What to work on
Could you arrange every one of these lines as a numbered list, leaving out any blank lines?

Element-and-box listings
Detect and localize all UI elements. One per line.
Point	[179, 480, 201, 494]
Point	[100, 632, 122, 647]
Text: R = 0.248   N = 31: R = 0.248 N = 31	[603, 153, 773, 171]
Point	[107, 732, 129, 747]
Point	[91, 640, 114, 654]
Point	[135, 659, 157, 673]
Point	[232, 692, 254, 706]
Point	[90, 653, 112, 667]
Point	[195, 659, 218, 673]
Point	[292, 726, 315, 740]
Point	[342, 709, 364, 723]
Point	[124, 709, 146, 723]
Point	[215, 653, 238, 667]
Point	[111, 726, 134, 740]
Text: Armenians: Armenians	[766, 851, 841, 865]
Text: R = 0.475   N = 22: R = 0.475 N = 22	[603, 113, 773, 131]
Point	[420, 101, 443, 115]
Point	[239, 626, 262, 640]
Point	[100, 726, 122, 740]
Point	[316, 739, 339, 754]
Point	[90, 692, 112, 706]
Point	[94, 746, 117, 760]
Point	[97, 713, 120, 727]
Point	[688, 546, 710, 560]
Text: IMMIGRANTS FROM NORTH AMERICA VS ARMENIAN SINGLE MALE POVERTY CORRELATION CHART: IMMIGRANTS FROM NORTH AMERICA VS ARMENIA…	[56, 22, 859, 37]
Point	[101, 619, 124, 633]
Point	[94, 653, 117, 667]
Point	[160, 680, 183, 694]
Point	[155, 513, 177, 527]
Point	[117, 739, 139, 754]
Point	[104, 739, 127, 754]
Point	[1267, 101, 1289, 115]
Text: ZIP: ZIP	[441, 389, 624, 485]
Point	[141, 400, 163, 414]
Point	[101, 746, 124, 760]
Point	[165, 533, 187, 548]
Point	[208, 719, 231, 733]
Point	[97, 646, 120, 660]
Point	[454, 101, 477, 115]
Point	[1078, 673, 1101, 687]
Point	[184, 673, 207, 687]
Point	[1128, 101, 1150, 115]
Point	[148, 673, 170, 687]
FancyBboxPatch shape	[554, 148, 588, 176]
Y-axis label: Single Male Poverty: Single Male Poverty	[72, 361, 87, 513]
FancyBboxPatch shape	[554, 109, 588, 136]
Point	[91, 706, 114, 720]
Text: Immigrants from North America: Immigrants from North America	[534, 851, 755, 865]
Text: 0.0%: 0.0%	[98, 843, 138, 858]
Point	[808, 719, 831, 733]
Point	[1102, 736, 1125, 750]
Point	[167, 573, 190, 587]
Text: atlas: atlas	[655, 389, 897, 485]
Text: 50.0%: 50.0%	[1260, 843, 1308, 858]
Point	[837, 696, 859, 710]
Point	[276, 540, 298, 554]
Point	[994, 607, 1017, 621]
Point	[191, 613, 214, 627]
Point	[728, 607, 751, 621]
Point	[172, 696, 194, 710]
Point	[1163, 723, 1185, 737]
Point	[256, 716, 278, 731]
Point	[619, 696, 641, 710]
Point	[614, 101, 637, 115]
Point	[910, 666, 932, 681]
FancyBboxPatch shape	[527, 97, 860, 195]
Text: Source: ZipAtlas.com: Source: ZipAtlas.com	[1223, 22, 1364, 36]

Solved exercise
1. Detect and localize all UI elements. One per line.
2. Point	[179, 480, 201, 494]
3. Point	[100, 632, 122, 647]
4. Text: R = 0.248   N = 31: R = 0.248 N = 31	[603, 153, 773, 171]
5. Point	[107, 732, 129, 747]
6. Point	[91, 640, 114, 654]
7. Point	[135, 659, 157, 673]
8. Point	[232, 692, 254, 706]
9. Point	[90, 653, 112, 667]
10. Point	[195, 659, 218, 673]
11. Point	[292, 726, 315, 740]
12. Point	[342, 709, 364, 723]
13. Point	[124, 709, 146, 723]
14. Point	[215, 653, 238, 667]
15. Point	[111, 726, 134, 740]
16. Text: Armenians: Armenians	[766, 851, 841, 865]
17. Text: R = 0.475   N = 22: R = 0.475 N = 22	[603, 113, 773, 131]
18. Point	[420, 101, 443, 115]
19. Point	[239, 626, 262, 640]
20. Point	[100, 726, 122, 740]
21. Point	[316, 739, 339, 754]
22. Point	[90, 692, 112, 706]
23. Point	[94, 746, 117, 760]
24. Point	[97, 713, 120, 727]
25. Point	[688, 546, 710, 560]
26. Text: IMMIGRANTS FROM NORTH AMERICA VS ARMENIAN SINGLE MALE POVERTY CORRELATION CHART: IMMIGRANTS FROM NORTH AMERICA VS ARMENIA…	[56, 22, 859, 37]
27. Point	[101, 619, 124, 633]
28. Point	[94, 653, 117, 667]
29. Point	[160, 680, 183, 694]
30. Point	[155, 513, 177, 527]
31. Point	[117, 739, 139, 754]
32. Point	[104, 739, 127, 754]
33. Point	[1267, 101, 1289, 115]
34. Text: ZIP: ZIP	[441, 389, 624, 485]
35. Point	[141, 400, 163, 414]
36. Point	[101, 746, 124, 760]
37. Point	[165, 533, 187, 548]
38. Point	[208, 719, 231, 733]
39. Point	[97, 646, 120, 660]
40. Point	[454, 101, 477, 115]
41. Point	[1078, 673, 1101, 687]
42. Point	[184, 673, 207, 687]
43. Point	[1128, 101, 1150, 115]
44. Point	[148, 673, 170, 687]
45. FancyBboxPatch shape	[554, 148, 588, 176]
46. Y-axis label: Single Male Poverty: Single Male Poverty	[72, 361, 87, 513]
47. FancyBboxPatch shape	[554, 109, 588, 136]
48. Point	[91, 706, 114, 720]
49. Text: Immigrants from North America: Immigrants from North America	[534, 851, 755, 865]
50. Text: 0.0%: 0.0%	[98, 843, 138, 858]
51. Point	[808, 719, 831, 733]
52. Point	[1102, 736, 1125, 750]
53. Point	[167, 573, 190, 587]
54. Text: atlas: atlas	[655, 389, 897, 485]
55. Text: 50.0%: 50.0%	[1260, 843, 1308, 858]
56. Point	[837, 696, 859, 710]
57. Point	[276, 540, 298, 554]
58. Point	[994, 607, 1017, 621]
59. Point	[191, 613, 214, 627]
60. Point	[728, 607, 751, 621]
61. Point	[172, 696, 194, 710]
62. Point	[1163, 723, 1185, 737]
63. Point	[256, 716, 278, 731]
64. Point	[619, 696, 641, 710]
65. Point	[614, 101, 637, 115]
66. Point	[910, 666, 932, 681]
67. FancyBboxPatch shape	[527, 97, 860, 195]
68. Text: Source: ZipAtlas.com: Source: ZipAtlas.com	[1223, 22, 1364, 36]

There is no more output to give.